**Stored data:**
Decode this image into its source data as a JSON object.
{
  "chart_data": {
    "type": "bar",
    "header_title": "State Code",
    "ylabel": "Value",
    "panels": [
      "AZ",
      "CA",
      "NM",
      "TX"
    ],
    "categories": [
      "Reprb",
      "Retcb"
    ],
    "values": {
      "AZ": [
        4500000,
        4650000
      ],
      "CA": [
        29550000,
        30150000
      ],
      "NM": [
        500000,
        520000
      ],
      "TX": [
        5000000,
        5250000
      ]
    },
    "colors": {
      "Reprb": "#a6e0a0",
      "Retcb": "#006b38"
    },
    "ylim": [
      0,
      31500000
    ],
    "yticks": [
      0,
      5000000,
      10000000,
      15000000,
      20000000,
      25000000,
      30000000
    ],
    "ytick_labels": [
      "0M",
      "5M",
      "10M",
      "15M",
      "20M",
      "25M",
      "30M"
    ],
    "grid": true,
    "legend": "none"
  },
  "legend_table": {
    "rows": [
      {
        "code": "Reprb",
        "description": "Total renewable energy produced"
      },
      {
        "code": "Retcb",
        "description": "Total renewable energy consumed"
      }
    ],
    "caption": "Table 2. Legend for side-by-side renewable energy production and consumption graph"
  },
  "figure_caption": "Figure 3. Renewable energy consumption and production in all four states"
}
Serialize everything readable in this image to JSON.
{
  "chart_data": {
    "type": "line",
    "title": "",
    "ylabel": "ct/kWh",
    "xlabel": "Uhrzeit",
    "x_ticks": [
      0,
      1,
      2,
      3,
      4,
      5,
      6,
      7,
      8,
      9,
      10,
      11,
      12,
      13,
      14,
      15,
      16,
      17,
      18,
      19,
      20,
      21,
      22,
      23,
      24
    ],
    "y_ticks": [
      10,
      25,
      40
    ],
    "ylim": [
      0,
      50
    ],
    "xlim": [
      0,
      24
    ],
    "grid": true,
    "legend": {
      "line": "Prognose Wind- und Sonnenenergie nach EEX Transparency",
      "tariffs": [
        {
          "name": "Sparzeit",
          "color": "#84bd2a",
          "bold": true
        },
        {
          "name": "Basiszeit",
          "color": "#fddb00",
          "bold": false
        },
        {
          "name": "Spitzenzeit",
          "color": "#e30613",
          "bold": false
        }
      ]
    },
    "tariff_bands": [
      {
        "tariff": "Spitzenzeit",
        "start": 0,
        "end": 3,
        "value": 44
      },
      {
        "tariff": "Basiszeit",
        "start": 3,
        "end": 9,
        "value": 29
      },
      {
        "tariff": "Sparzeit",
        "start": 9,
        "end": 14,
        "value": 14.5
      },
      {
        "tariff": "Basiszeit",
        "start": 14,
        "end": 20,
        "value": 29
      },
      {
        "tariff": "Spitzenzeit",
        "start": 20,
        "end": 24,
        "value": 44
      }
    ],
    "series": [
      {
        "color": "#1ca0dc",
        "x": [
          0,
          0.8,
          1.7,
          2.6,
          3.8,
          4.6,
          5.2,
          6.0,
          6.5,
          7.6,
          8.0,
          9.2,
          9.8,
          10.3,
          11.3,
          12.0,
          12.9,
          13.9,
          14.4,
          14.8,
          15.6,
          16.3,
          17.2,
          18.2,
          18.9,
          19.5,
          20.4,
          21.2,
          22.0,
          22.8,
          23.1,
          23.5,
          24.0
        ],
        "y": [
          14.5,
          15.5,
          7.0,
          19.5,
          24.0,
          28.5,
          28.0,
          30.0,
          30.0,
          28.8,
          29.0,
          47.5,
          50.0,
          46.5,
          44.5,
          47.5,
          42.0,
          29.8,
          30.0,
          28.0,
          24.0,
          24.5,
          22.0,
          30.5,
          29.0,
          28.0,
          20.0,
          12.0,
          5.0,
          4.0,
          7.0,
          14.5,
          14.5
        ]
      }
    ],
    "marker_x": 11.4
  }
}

**Problem statement:**
For each line above that contains the word "image", copy that line.

**Exercise solution:**
Decode this image into its source data as a JSON object.
Serialize everything readable in this image to JSON.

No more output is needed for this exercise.